Data entries:
=-=-=
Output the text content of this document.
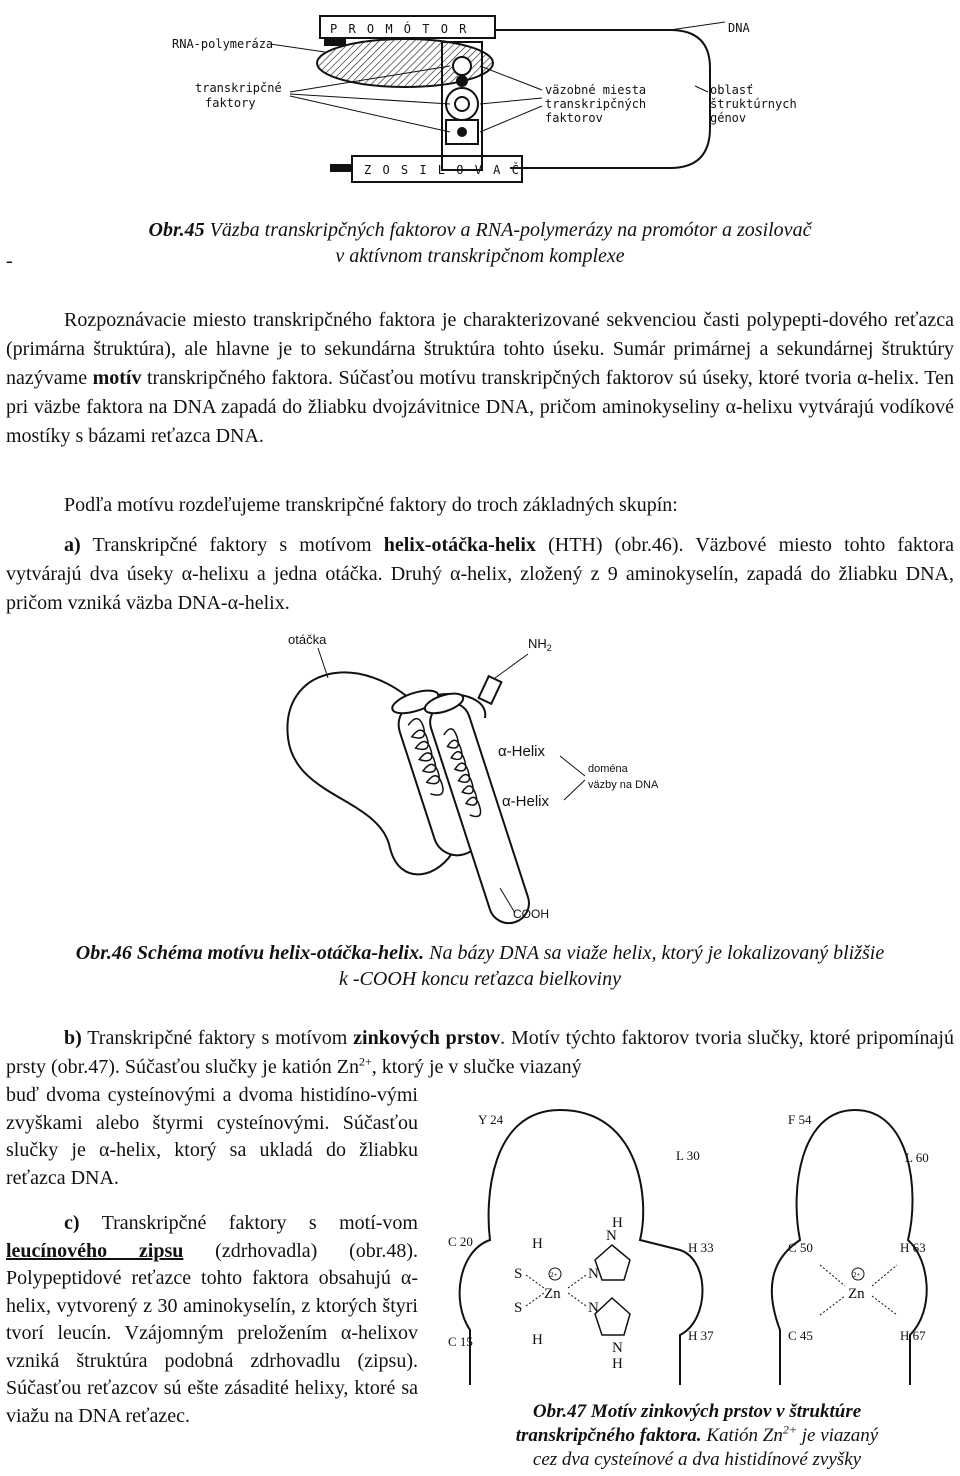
P R O M Ó T O R	DNA
RNA-polymeráza
transkripčné
faktory
väzobné miesta
transkripčných
faktorov
oblasť
štruktúrnych
génov
Z O S I L O V A Č
-
Obr.45 Väzba transkripčných faktorov a RNA-polymerázy na promótor a zosilovač
v aktívnom transkripčnom komplexe
Rozpoznávacie miesto transkripčného faktora je charakterizované sekvenciou časti polypepti-dového reťazca (primárna štruktúra), ale hlavne je to sekundárna štruktúra tohto úseku. Sumár primárnej a sekundárnej štruktúry nazývame motív transkripčného faktora. Súčasťou motívu transkripčných faktorov sú úseky, ktoré tvoria α-helix. Ten pri väzbe faktora na DNA zapadá do žliabku dvojzávitnice DNA, pričom aminokyseliny α-helixu vytvárajú vodíkové mostíky s bázami reťazca DNA.
Podľa motívu rozdeľujeme transkripčné faktory do troch základných skupín:
a) Transkripčné faktory s motívom helix-otáčka-helix (HTH) (obr.46). Väzbové miesto tohto faktora vytvárajú dva úseky α-helixu a jedna otáčka. Druhý α-helix, zložený z 9 aminokyselín, zapadá do žliabku DNA, pričom vzniká väzba DNA-α-helix.
otáčka	$NH_2$
α-Helix
α-Helix
doména
väzby na DNA
COOH
Obr.46 Schéma motívu helix-otáčka-helix. Na bázy DNA sa viaže helix, ktorý je lokalizovaný bližšie
k -COOH koncu reťazca bielkoviny
b) Transkripčné faktory s motívom zinkových prstov. Motív týchto faktorov tvoria slučky, ktoré pripomínajú prsty (obr.47). Súčasťou slučky je katión $Zn^{2+}$, ktorý je v slučke viazaný
buď dvoma cysteínovými a dvoma histidíno-vými zvyškami alebo štyrmi cysteínovými. Súčasťou slučky je α-helix, ktorý sa ukladá do žliabku reťazca DNA.
c) Transkripčné faktory s motí-vom leucínového zipsu (zdrhovadla) (obr.48). Polypeptidové reťazce tohto faktora obsahujú α-helix, vytvorený z 30 aminokyselín, z ktorých štyri tvorí leucín. Vzájomným preložením α-helixov vzniká štruktúra podobná zdrhovadlu (zipsu). Súčasťou reťazcov sú ešte zásadité helixy, ktoré sa viažu na DNA reťazec.
Y 24
L 30
F 54
L 60
C 20
C 15
H 33
H 37
C 50
C 45
H 63
H 67
S
S
H
H
Zn
2+ N
N
N
H
N
H
Zn
2+
Obr.47 Motív zinkových prstov v štruktúre
transkripčného faktora. Katión $Zn^{2+}$ je viazaný
cez dva cysteínové a dva histidínové zvyšky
=-=-=
Write the records above out again exactly, with no pictures in your copy.

:: Solution ::
Output the text content of this document.
P R O M Ó T O R	DNA
RNA-polymeráza
transkripčné
faktory
väzobné miesta
transkripčných
faktorov
oblasť
štruktúrnych
génov
Z O S I L O V A Č
-
Obr.45 Väzba transkripčných faktorov a RNA-polymerázy na promótor a zosilovač
v aktívnom transkripčnom komplexe
Rozpoznávacie miesto transkripčného faktora je charakterizované sekvenciou časti polypepti-dového reťazca (primárna štruktúra), ale hlavne je to sekundárna štruktúra tohto úseku. Sumár primárnej a sekundárnej štruktúry nazývame motív transkripčného faktora. Súčasťou motívu transkripčných faktorov sú úseky, ktoré tvoria α-helix. Ten pri väzbe faktora na DNA zapadá do žliabku dvojzávitnice DNA, pričom aminokyseliny α-helixu vytvárajú vodíkové mostíky s bázami reťazca DNA.
Podľa motívu rozdeľujeme transkripčné faktory do troch základných skupín:
a) Transkripčné faktory s motívom helix-otáčka-helix (HTH) (obr.46). Väzbové miesto tohto faktora vytvárajú dva úseky α-helixu a jedna otáčka. Druhý α-helix, zložený z 9 aminokyselín, zapadá do žliabku DNA, pričom vzniká väzba DNA-α-helix.
otáčka	$NH_2$
α-Helix
α-Helix
doména
väzby na DNA
COOH
Obr.46 Schéma motívu helix-otáčka-helix. Na bázy DNA sa viaže helix, ktorý je lokalizovaný bližšie
k -COOH koncu reťazca bielkoviny
b) Transkripčné faktory s motívom zinkových prstov. Motív týchto faktorov tvoria slučky, ktoré pripomínajú prsty (obr.47). Súčasťou slučky je katión $Zn^{2+}$, ktorý je v slučke viazaný
buď dvoma cysteínovými a dvoma histidíno-vými zvyškami alebo štyrmi cysteínovými. Súčasťou slučky je α-helix, ktorý sa ukladá do žliabku reťazca DNA.
c) Transkripčné faktory s motí-vom leucínového zipsu (zdrhovadla) (obr.48). Polypeptidové reťazce tohto faktora obsahujú α-helix, vytvorený z 30 aminokyselín, z ktorých štyri tvorí leucín. Vzájomným preložením α-helixov vzniká štruktúra podobná zdrhovadlu (zipsu). Súčasťou reťazcov sú ešte zásadité helixy, ktoré sa viažu na DNA reťazec.
Y 24
L 30
F 54
L 60
C 20
C 15
H 33
H 37
C 50
C 45
H 63
H 67
S
S
H
H
Zn
2+ N
N
N
H
N
H
Zn
2+
Obr.47 Motív zinkových prstov v štruktúre
transkripčného faktora. Katión $Zn^{2+}$ je viazaný
cez dva cysteínové a dva histidínové zvyšky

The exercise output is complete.